* _EXERCISE BRIEF_
Determine how many lines below hold the string "this". Reply with the number alone.

Data excerpts:

------------------------------------------------------------------------

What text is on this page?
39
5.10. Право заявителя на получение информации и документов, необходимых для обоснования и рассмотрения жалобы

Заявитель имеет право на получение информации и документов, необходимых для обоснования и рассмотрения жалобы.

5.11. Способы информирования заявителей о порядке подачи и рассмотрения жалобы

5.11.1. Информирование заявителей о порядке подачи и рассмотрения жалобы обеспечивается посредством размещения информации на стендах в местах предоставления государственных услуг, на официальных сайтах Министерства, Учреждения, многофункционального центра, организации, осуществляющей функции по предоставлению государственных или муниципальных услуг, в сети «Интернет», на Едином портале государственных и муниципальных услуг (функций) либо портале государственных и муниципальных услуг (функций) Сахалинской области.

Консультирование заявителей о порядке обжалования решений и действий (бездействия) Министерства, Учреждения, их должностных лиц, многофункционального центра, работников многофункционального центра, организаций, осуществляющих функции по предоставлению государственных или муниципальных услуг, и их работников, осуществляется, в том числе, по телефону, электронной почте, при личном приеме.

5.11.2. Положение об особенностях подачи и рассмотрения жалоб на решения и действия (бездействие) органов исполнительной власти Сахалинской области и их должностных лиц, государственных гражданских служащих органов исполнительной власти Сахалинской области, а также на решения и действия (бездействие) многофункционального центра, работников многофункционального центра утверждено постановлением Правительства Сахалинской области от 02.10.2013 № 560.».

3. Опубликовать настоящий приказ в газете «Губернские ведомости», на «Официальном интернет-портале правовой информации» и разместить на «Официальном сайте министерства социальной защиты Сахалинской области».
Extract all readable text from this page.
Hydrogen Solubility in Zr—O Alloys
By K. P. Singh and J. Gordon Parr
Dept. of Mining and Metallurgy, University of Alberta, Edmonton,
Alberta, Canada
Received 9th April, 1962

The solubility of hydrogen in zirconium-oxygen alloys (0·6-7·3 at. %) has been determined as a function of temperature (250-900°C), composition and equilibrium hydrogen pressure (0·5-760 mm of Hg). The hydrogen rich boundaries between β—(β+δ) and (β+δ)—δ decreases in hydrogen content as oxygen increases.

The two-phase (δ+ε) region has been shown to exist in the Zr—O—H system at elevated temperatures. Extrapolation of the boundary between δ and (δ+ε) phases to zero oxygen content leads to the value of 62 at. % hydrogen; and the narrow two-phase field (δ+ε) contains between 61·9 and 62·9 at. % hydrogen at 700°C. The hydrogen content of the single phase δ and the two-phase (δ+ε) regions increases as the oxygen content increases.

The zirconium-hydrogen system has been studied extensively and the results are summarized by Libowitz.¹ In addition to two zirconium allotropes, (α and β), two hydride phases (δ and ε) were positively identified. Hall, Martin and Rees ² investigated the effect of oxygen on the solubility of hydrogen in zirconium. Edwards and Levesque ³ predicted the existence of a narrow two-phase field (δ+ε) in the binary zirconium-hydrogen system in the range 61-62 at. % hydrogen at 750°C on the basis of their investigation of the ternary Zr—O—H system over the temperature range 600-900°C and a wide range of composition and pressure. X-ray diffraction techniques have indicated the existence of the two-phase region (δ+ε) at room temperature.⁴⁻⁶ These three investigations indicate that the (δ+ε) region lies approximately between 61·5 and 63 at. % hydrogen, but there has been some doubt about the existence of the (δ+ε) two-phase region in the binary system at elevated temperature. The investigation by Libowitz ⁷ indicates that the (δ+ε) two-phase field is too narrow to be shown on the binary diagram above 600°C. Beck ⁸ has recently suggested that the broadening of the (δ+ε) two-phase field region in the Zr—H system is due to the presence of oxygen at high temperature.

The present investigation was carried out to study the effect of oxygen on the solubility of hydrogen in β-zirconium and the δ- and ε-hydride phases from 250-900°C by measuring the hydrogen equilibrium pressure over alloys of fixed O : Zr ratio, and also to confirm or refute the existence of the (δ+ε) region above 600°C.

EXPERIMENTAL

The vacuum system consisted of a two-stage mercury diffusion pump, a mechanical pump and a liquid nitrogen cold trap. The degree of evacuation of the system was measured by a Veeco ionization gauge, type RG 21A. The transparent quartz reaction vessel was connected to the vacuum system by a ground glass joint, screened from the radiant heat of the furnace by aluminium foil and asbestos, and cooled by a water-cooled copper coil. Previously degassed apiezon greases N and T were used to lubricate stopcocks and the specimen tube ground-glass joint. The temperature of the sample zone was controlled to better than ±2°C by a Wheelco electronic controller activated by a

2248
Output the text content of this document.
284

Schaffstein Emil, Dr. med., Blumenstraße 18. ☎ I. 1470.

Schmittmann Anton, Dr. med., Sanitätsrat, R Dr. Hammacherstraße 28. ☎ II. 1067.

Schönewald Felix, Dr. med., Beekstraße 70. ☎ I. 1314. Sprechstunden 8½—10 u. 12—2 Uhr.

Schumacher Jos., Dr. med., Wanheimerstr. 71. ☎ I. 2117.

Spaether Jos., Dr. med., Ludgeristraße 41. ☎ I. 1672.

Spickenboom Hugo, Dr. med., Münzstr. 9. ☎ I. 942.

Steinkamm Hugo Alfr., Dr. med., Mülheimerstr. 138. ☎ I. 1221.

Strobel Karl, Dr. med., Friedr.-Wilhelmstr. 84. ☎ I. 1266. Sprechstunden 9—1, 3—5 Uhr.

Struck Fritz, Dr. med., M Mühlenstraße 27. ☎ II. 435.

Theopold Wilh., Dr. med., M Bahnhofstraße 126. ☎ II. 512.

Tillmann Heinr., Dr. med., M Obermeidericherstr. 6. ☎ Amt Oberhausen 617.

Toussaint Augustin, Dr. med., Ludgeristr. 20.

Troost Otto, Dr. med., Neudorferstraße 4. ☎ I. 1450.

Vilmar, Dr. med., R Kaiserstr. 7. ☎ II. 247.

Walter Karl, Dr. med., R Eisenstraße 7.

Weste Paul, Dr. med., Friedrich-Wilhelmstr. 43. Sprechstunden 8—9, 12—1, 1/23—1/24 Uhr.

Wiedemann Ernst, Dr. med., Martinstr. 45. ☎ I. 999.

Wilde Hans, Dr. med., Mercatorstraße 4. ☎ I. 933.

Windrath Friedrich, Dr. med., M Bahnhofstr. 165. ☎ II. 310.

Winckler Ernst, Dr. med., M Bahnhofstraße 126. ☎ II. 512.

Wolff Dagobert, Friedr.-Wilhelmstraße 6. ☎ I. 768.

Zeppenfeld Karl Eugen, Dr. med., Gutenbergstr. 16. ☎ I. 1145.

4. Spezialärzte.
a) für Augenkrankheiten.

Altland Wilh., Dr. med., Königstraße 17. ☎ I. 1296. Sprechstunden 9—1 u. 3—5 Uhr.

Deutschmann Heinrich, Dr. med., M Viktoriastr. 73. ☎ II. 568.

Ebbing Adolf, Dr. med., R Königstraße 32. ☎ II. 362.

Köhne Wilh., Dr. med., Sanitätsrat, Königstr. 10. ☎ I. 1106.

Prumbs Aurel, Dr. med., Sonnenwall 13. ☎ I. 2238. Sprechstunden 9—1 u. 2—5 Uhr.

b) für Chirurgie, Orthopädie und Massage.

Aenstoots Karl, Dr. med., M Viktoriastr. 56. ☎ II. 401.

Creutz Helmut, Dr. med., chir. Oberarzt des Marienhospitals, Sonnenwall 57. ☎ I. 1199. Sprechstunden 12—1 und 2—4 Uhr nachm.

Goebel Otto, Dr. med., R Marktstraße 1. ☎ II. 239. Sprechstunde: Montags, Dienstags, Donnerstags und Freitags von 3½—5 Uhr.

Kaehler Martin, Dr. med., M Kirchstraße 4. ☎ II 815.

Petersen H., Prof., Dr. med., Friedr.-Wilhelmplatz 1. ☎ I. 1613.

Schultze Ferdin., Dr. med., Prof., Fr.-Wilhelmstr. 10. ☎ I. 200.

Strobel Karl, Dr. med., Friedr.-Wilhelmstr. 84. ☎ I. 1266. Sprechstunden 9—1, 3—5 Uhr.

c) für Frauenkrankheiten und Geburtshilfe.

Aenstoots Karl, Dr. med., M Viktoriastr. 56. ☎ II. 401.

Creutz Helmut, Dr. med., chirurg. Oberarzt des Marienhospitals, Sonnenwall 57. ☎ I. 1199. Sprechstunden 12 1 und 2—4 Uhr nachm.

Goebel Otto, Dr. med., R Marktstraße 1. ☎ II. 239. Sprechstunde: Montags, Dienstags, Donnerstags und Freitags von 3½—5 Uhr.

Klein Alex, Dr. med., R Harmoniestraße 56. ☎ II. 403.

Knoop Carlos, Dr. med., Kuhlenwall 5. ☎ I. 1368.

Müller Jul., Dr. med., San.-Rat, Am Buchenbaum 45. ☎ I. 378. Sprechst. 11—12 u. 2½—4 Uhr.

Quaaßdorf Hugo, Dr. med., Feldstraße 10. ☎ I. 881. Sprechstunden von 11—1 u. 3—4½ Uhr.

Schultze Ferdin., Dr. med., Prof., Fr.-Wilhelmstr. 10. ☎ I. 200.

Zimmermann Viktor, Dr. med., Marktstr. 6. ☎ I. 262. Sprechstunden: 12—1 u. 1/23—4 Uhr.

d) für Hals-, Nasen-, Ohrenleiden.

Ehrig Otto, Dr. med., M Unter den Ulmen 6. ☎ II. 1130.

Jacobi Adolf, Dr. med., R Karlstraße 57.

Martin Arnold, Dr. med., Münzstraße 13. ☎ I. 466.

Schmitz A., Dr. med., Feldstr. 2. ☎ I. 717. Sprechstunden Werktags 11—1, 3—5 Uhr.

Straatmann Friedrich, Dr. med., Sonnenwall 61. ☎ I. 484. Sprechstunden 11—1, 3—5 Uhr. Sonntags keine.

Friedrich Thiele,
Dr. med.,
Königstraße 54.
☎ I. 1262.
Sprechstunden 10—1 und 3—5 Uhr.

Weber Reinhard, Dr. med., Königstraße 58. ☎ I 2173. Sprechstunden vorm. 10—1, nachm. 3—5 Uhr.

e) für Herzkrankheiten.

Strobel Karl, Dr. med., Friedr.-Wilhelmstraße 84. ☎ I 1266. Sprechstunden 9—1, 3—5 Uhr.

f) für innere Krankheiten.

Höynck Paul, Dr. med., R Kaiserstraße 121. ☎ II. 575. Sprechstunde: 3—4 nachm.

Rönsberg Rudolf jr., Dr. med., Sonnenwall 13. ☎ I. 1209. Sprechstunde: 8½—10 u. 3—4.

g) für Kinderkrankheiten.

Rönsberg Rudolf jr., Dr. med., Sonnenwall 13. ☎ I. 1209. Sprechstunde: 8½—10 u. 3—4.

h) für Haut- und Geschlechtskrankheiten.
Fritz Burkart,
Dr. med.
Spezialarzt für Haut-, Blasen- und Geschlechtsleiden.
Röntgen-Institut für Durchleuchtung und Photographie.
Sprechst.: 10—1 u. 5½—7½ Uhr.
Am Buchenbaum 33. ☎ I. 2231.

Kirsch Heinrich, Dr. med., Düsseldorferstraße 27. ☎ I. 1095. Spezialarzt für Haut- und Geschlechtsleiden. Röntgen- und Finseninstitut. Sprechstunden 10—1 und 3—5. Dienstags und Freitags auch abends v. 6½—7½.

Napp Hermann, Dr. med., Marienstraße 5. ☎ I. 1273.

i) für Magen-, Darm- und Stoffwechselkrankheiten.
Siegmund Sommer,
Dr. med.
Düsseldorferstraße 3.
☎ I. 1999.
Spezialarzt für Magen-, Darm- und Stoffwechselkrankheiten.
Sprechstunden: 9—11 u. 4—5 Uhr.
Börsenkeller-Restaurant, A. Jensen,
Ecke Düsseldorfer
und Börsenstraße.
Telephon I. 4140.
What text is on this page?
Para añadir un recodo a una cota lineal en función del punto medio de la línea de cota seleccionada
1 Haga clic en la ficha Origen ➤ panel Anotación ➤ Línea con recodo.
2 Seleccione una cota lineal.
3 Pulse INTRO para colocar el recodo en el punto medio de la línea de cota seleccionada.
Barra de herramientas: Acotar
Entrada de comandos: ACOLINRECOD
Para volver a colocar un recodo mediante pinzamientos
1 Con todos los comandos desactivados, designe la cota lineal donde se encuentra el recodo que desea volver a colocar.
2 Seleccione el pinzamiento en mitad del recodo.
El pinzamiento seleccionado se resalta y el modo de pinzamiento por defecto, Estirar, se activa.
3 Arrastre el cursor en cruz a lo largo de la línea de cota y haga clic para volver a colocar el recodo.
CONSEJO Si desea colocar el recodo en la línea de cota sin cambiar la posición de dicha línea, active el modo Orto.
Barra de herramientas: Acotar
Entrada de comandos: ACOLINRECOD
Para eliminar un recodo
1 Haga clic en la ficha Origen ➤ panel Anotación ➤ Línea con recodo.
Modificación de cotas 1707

------------------------------------------------------------------------

* _TASK OUTPUT_
4